(Dataset entries)
-- Opening Marker --
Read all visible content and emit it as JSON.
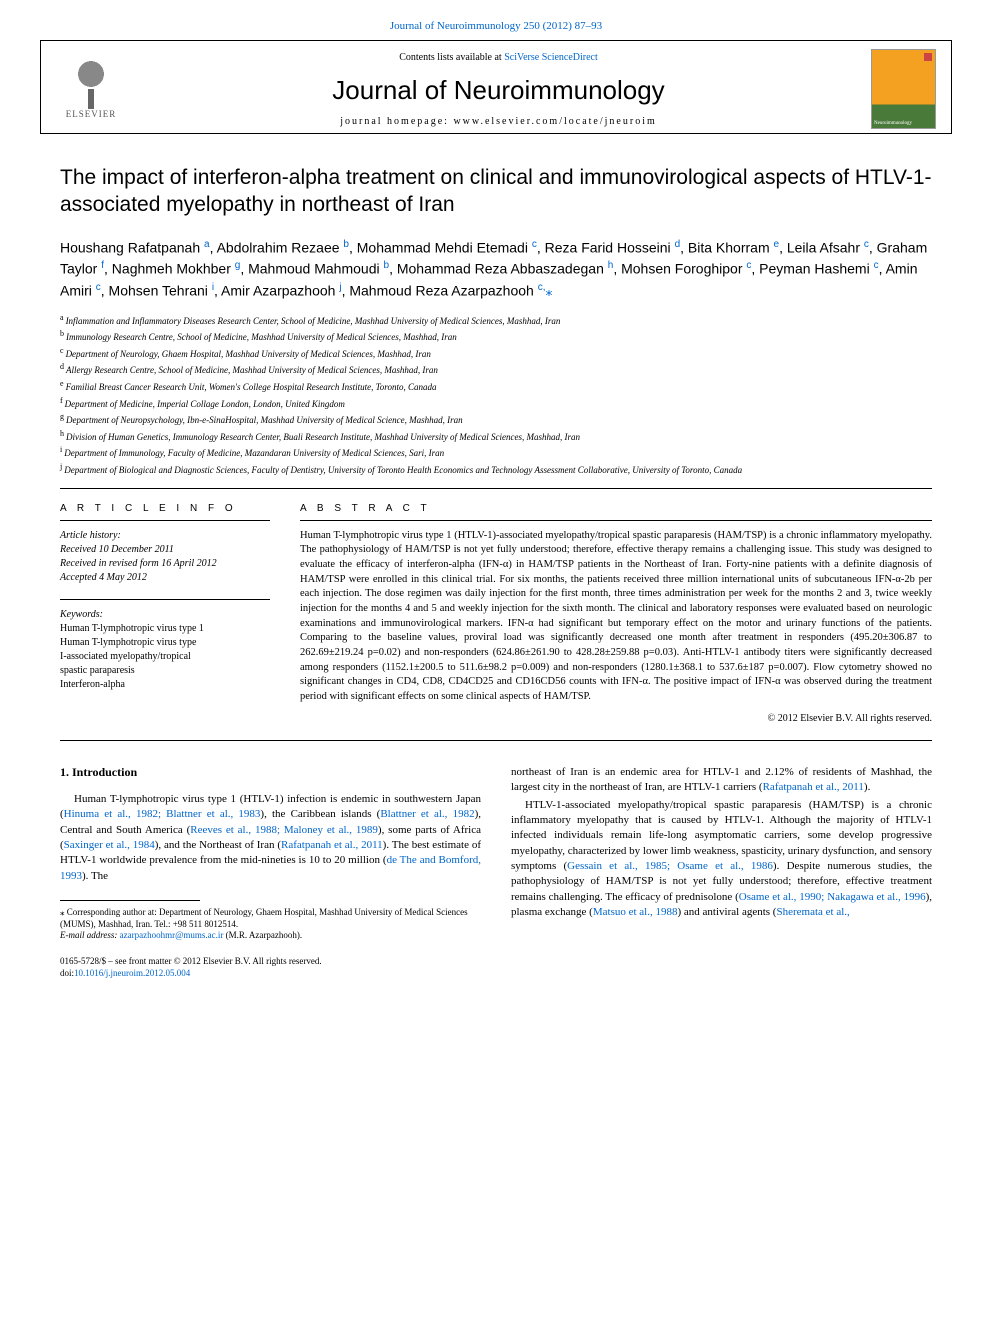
{
  "header": {
    "top_link": "Journal of Neuroimmunology 250 (2012) 87–93",
    "contents_at": "Contents lists available at ",
    "sd_name": "SciVerse ScienceDirect",
    "journal_title": "Journal of Neuroimmunology",
    "homepage_label": "journal homepage: ",
    "homepage_url": "www.elsevier.com/locate/jneuroim",
    "elsevier_label": "ELSEVIER",
    "cover_label": "Neuroimmunology"
  },
  "article": {
    "title": "The impact of interferon-alpha treatment on clinical and immunovirological aspects of HTLV-1-associated myelopathy in northeast of Iran",
    "authors_html": "Houshang Rafatpanah <sup>a</sup>, Abdolrahim Rezaee <sup>b</sup>, Mohammad Mehdi Etemadi <sup>c</sup>, Reza Farid Hosseini <sup>d</sup>, Bita Khorram <sup>e</sup>, Leila Afsahr <sup>c</sup>, Graham Taylor <sup>f</sup>, Naghmeh Mokhber <sup>g</sup>, Mahmoud Mahmoudi <sup>b</sup>, Mohammad Reza Abbaszadegan <sup>h</sup>, Mohsen Foroghipor <sup>c</sup>, Peyman Hashemi <sup>c</sup>, Amin Amiri <sup>c</sup>, Mohsen Tehrani <sup>i</sup>, Amir Azarpazhooh <sup>j</sup>, Mahmoud Reza Azarpazhooh <sup>c,</sup><span class=\"corr-star\">⁎</span>",
    "affiliations": [
      {
        "sup": "a",
        "text": "Inflammation and Inflammatory Diseases Research Center, School of Medicine, Mashhad University of Medical Sciences, Mashhad, Iran"
      },
      {
        "sup": "b",
        "text": "Immunology Research Centre, School of Medicine, Mashhad University of Medical Sciences, Mashhad, Iran"
      },
      {
        "sup": "c",
        "text": "Department of Neurology, Ghaem Hospital, Mashhad University of Medical Sciences, Mashhad, Iran"
      },
      {
        "sup": "d",
        "text": "Allergy Research Centre, School of Medicine, Mashhad University of Medical Sciences, Mashhad, Iran"
      },
      {
        "sup": "e",
        "text": "Familial Breast Cancer Research Unit, Women's College Hospital Research Institute, Toronto, Canada"
      },
      {
        "sup": "f",
        "text": "Department of Medicine, Imperial Collage London, London, United Kingdom"
      },
      {
        "sup": "g",
        "text": "Department of Neuropsychology, Ibn-e-SinaHospital, Mashhad University of Medical Science, Mashhad, Iran"
      },
      {
        "sup": "h",
        "text": "Division of Human Genetics, Immunology Research Center, Buali Research Institute, Mashhad University of Medical Sciences, Mashhad, Iran"
      },
      {
        "sup": "i",
        "text": "Department of Immunology, Faculty of Medicine, Mazandaran University of Medical Sciences, Sari, Iran"
      },
      {
        "sup": "j",
        "text": "Department of Biological and Diagnostic Sciences, Faculty of Dentistry, University of Toronto Health Economics and Technology Assessment Collaborative, University of Toronto, Canada"
      }
    ]
  },
  "info": {
    "info_label": "A R T I C L E   I N F O",
    "history_label": "Article history:",
    "received": "Received 10 December 2011",
    "revised": "Received in revised form 16 April 2012",
    "accepted": "Accepted 4 May 2012",
    "keywords_label": "Keywords:",
    "keywords": [
      "Human T-lymphotropic virus type 1",
      "Human T-lymphotropic virus type",
      "I-associated myelopathy/tropical",
      "spastic paraparesis",
      "Interferon-alpha"
    ]
  },
  "abstract": {
    "label": "A B S T R A C T",
    "text": "Human T-lymphotropic virus type 1 (HTLV-1)-associated myelopathy/tropical spastic paraparesis (HAM/TSP) is a chronic inflammatory myelopathy. The pathophysiology of HAM/TSP is not yet fully understood; therefore, effective therapy remains a challenging issue. This study was designed to evaluate the efficacy of interferon-alpha (IFN-α) in HAM/TSP patients in the Northeast of Iran. Forty-nine patients with a definite diagnosis of HAM/TSP were enrolled in this clinical trial. For six months, the patients received three million international units of subcutaneous IFN-α-2b per each injection. The dose regimen was daily injection for the first month, three times administration per week for the months 2 and 3, twice weekly injection for the months 4 and 5 and weekly injection for the sixth month. The clinical and laboratory responses were evaluated based on neurologic examinations and immunovirological markers. IFN-α had significant but temporary effect on the motor and urinary functions of the patients. Comparing to the baseline values, proviral load was significantly decreased one month after treatment in responders (495.20±306.87 to 262.69±219.24 p=0.02) and non-responders (624.86±261.90 to 428.28±259.88 p=0.03). Anti-HTLV-1 antibody titers were significantly decreased among responders (1152.1±200.5 to 511.6±98.2 p=0.009) and non-responders (1280.1±368.1 to 537.6±187 p=0.007). Flow cytometry showed no significant changes in CD4, CD8, CD4CD25 and CD16CD56 counts with IFN-α. The positive impact of IFN-α was observed during the treatment period with significant effects on some clinical aspects of HAM/TSP.",
    "copyright": "© 2012 Elsevier B.V. All rights reserved."
  },
  "intro": {
    "heading": "1. Introduction",
    "col1_p1_pre": "Human T-lymphotropic virus type 1 (HTLV-1) infection is endemic in southwestern Japan (",
    "ref1": "Hinuma et al., 1982; Blattner et al., 1983",
    "col1_p1_mid1": "), the Caribbean islands (",
    "ref2": "Blattner et al., 1982",
    "col1_p1_mid2": "), Central and South America (",
    "ref3": "Reeves et al., 1988; Maloney et al., 1989",
    "col1_p1_mid3": "), some parts of Africa (",
    "ref4": "Saxinger et al., 1984",
    "col1_p1_mid4": "), and the Northeast of Iran (",
    "ref5": "Rafatpanah et al., 2011",
    "col1_p1_mid5": "). The best estimate of HTLV-1 worldwide prevalence from the mid-nineties is 10 to 20 million (",
    "ref6": "de The and Bomford, 1993",
    "col1_p1_end": "). The",
    "col2_p1_pre": "northeast of Iran is an endemic area for HTLV-1 and 2.12% of residents of Mashhad, the largest city in the northeast of Iran, are HTLV-1 carriers (",
    "ref7": "Rafatpanah et al., 2011",
    "col2_p1_end": ").",
    "col2_p2_pre": "HTLV-1-associated myelopathy/tropical spastic paraparesis (HAM/TSP) is a chronic inflammatory myelopathy that is caused by HTLV-1. Although the majority of HTLV-1 infected individuals remain life-long asymptomatic carriers, some develop progressive myelopathy, characterized by lower limb weakness, spasticity, urinary dysfunction, and sensory symptoms (",
    "ref8": "Gessain et al., 1985; Osame et al., 1986",
    "col2_p2_mid1": "). Despite numerous studies, the pathophysiology of HAM/TSP is not yet fully understood; therefore, effective treatment remains challenging. The efficacy of prednisolone (",
    "ref9": "Osame et al., 1990; Nakagawa et al., 1996",
    "col2_p2_mid2": "), plasma exchange (",
    "ref10": "Matsuo et al., 1988",
    "col2_p2_mid3": ") and antiviral agents (",
    "ref11": "Sheremata et al.,"
  },
  "footer": {
    "corr_star": "⁎",
    "corr_text": " Corresponding author at: Department of Neurology, Ghaem Hospital, Mashhad University of Medical Sciences (MUMS), Mashhad, Iran. Tel.: +98 511 8012514.",
    "email_label": "E-mail address: ",
    "email": "azarpazhoohmr@mums.ac.ir",
    "email_suffix": " (M.R. Azarpazhooh).",
    "issn": "0165-5728/$ – see front matter © 2012 Elsevier B.V. All rights reserved.",
    "doi_label": "doi:",
    "doi": "10.1016/j.jneuroim.2012.05.004"
  },
  "colors": {
    "link": "#0066cc",
    "text": "#000000",
    "cover_top": "#f4a020",
    "cover_bottom": "#4a7a3a"
  }
}
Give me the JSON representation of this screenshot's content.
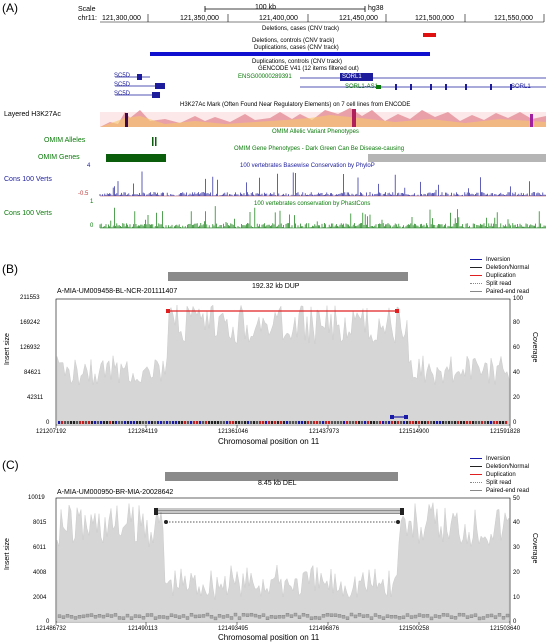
{
  "panelA": {
    "label": "(A)",
    "scale_label": "Scale",
    "scale_bar": "100 kb",
    "assembly": "hg38",
    "chrom": "chr11:",
    "positions": [
      "121,300,000",
      "121,350,000",
      "121,400,000",
      "121,450,000",
      "121,500,000",
      "121,550,000"
    ],
    "tracks": {
      "deletions_cases": "Deletions, cases (CNV track)",
      "deletions_controls": "Deletions, controls (CNV track)",
      "duplications_cases": "Duplications, cases (CNV track)",
      "duplications_controls": "Duplications, controls (CNV track)",
      "gencode": "GENCODE V41 (12 items filtered out)",
      "ensg": "ENSG00000289391",
      "sorl1": "SORL1",
      "sorl1_as1": "SORL1-AS1",
      "sc5d": [
        "SC5D",
        "SC5D",
        "SC5D"
      ],
      "sorl1_right": "SORL1",
      "h3k27ac_left": "Layered H3K27Ac",
      "h3k27ac_title": "H3K27Ac Mark (Often Found Near Regulatory Elements) on 7 cell lines from ENCODE",
      "omim_alleles_left": "OMIM Alleles",
      "omim_alleles_title": "OMIM Allelic Variant Phenotypes",
      "omim_genes_left": "OMIM Genes",
      "omim_genes_title": "OMIM Gene Phenotypes - Dark Green Can Be Disease-causing",
      "phylop_title": "100 vertebrates Basewise Conservation by PhyloP",
      "phylop_left": "Cons 100 Verts",
      "phylop_top": "4",
      "phylop_bottom": "-0.5",
      "phastcons_title": "100 vertebrates conservation by PhastCons",
      "phastcons_left": "Cons 100 Verts",
      "phastcons_top": "1",
      "phastcons_bottom": "0"
    }
  },
  "panelB": {
    "label": "(B)",
    "event": "192.32 kb DUP",
    "sample": "A-MIA-UM009458-BL-NCR-201111407",
    "ylabel": "Insert size",
    "y2label": "Coverage",
    "xlabel": "Chromosomal position on 11",
    "yticks": [
      "211553",
      "169242",
      "126932",
      "84621",
      "42311",
      "0"
    ],
    "y2ticks": [
      "100",
      "80",
      "60",
      "40",
      "20",
      "0"
    ],
    "xticks": [
      "121207192",
      "121284119",
      "121361046",
      "121437973",
      "121514900",
      "121591828"
    ],
    "legend": [
      "Inversion",
      "Deletion/Normal",
      "Duplication",
      "Split read",
      "Paired-end read"
    ]
  },
  "panelC": {
    "label": "(C)",
    "event": "8.45 kb DEL",
    "sample": "A-MIA-UM000950-BR-MIA-20028642",
    "ylabel": "Insert size",
    "y2label": "Coverage",
    "xlabel": "Chromosomal position on 11",
    "yticks": [
      "10019",
      "8015",
      "6011",
      "4008",
      "2004",
      "0"
    ],
    "y2ticks": [
      "50",
      "40",
      "30",
      "20",
      "10",
      "0"
    ],
    "xticks": [
      "121486732",
      "121490113",
      "121493495",
      "121496876",
      "121500258",
      "121503640"
    ],
    "legend": [
      "Inversion",
      "Deletion/Normal",
      "Duplication",
      "Split read",
      "Paired-end read"
    ]
  },
  "colors": {
    "inversion": "#1a1aa8",
    "deletion": "#222222",
    "duplication": "#e02020",
    "gene_blue": "#1c1c9c",
    "omim_green": "#0a5d0a",
    "cnv_red": "#e01010",
    "cnv_blue": "#1010d0",
    "coverage_gray": "#cfcfcf"
  }
}
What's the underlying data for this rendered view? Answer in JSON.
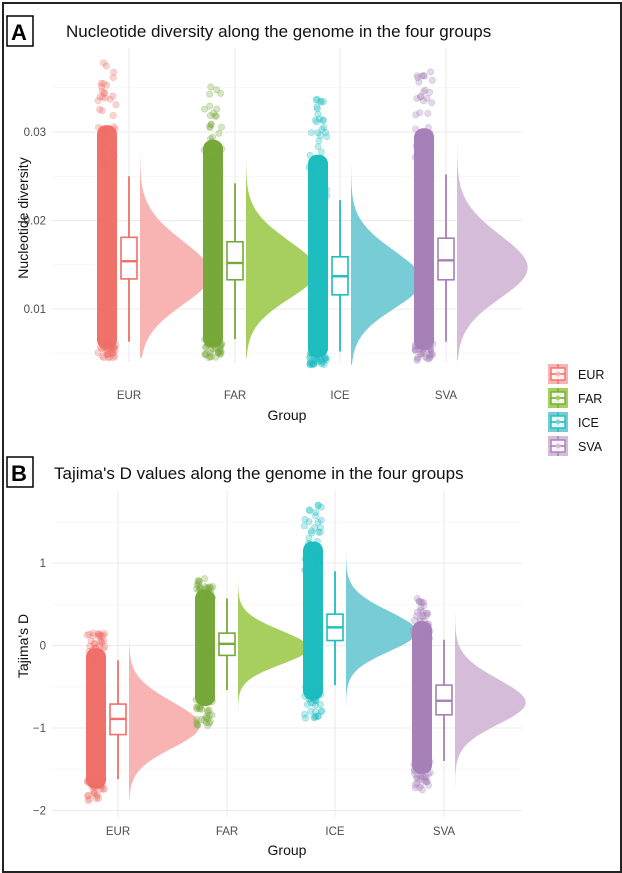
{
  "figure": {
    "legend": {
      "items": [
        {
          "label": "EUR",
          "color": "#F8766D"
        },
        {
          "label": "FAR",
          "color": "#7CAE00"
        },
        {
          "label": "ICE",
          "color": "#00BFC4"
        },
        {
          "label": "SVA",
          "color": "#C77CFF"
        }
      ],
      "position": "right-middle"
    }
  },
  "chart_data": [
    {
      "panel_label": "A",
      "type": "raincloud",
      "title": "Nucleotide diversity along the genome in the four groups",
      "xlabel": "Group",
      "ylabel": "Nucleotide diversity",
      "categories": [
        "EUR",
        "FAR",
        "ICE",
        "SVA"
      ],
      "colors": {
        "points": [
          "#F0706A",
          "#76A83A",
          "#1DBDC0",
          "#A780B8"
        ],
        "box": [
          "#F0706A",
          "#76A83A",
          "#1DBDC0",
          "#A780B8"
        ],
        "violin": [
          "#F8B4B2",
          "#A6CF5E",
          "#78CCD6",
          "#D5BDDA"
        ]
      },
      "yticks": [
        0.01,
        0.02,
        0.03
      ],
      "ytick_labels": [
        "0.01",
        "0.02",
        "0.03"
      ],
      "ylim": [
        0.0025,
        0.0395
      ],
      "grid": true,
      "boxes": [
        {
          "group": "EUR",
          "whisker_low": 0.0063,
          "q1": 0.0134,
          "median": 0.0154,
          "q3": 0.0181,
          "whisker_high": 0.025,
          "min": 0.0045,
          "max": 0.0378,
          "mode": 0.0145
        },
        {
          "group": "FAR",
          "whisker_low": 0.0066,
          "q1": 0.0133,
          "median": 0.0152,
          "q3": 0.0176,
          "whisker_high": 0.0242,
          "min": 0.0045,
          "max": 0.0351,
          "mode": 0.0148
        },
        {
          "group": "ICE",
          "whisker_low": 0.0052,
          "q1": 0.0116,
          "median": 0.0137,
          "q3": 0.0159,
          "whisker_high": 0.0223,
          "min": 0.0037,
          "max": 0.0337,
          "mode": 0.0137
        },
        {
          "group": "SVA",
          "whisker_low": 0.0063,
          "q1": 0.0133,
          "median": 0.0155,
          "q3": 0.018,
          "whisker_high": 0.0252,
          "min": 0.0042,
          "max": 0.0368,
          "mode": 0.0152
        }
      ]
    },
    {
      "panel_label": "B",
      "type": "raincloud",
      "title": "Tajima's D values along the genome in the four groups",
      "xlabel": "Group",
      "ylabel": "Tajima's D",
      "categories": [
        "EUR",
        "FAR",
        "ICE",
        "SVA"
      ],
      "colors": {
        "points": [
          "#F0706A",
          "#76A83A",
          "#1DBDC0",
          "#A780B8"
        ],
        "box": [
          "#F0706A",
          "#76A83A",
          "#1DBDC0",
          "#A780B8"
        ],
        "violin": [
          "#F8B4B2",
          "#A6CF5E",
          "#78CCD6",
          "#D5BDDA"
        ]
      },
      "yticks": [
        -2,
        -1,
        0,
        1
      ],
      "ytick_labels": [
        "−2",
        "−1",
        "0",
        "1"
      ],
      "ylim": [
        -2.0,
        1.85
      ],
      "grid": true,
      "boxes": [
        {
          "group": "EUR",
          "whisker_low": -1.62,
          "q1": -1.08,
          "median": -0.89,
          "q3": -0.71,
          "whisker_high": -0.18,
          "min": -1.88,
          "max": 0.15,
          "mode": -0.93
        },
        {
          "group": "FAR",
          "whisker_low": -0.54,
          "q1": -0.12,
          "median": 0.02,
          "q3": 0.15,
          "whisker_high": 0.57,
          "min": -0.97,
          "max": 0.81,
          "mode": 0.0
        },
        {
          "group": "ICE",
          "whisker_low": -0.48,
          "q1": 0.06,
          "median": 0.22,
          "q3": 0.38,
          "whisker_high": 0.9,
          "min": -0.88,
          "max": 1.7,
          "mode": 0.2
        },
        {
          "group": "SVA",
          "whisker_low": -1.4,
          "q1": -0.84,
          "median": -0.67,
          "q3": -0.48,
          "whisker_high": 0.07,
          "min": -1.75,
          "max": 0.57,
          "mode": -0.65
        }
      ]
    }
  ]
}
-- Closing Marker --
ACTION ITEM » Read the lines above. Gather those in which the string "from" is found.

EXERCISE OUTPUT »
    "col1_p1_mid5": "). The best estimate of HTLV-1 worldwide prevalence from the mid-nineties is 10 to 20 million (",
      "h3k27ac_title": "H3K27Ac Mark (Often Found Near Regulatory Elements) on 7 cell lines from ENCODE",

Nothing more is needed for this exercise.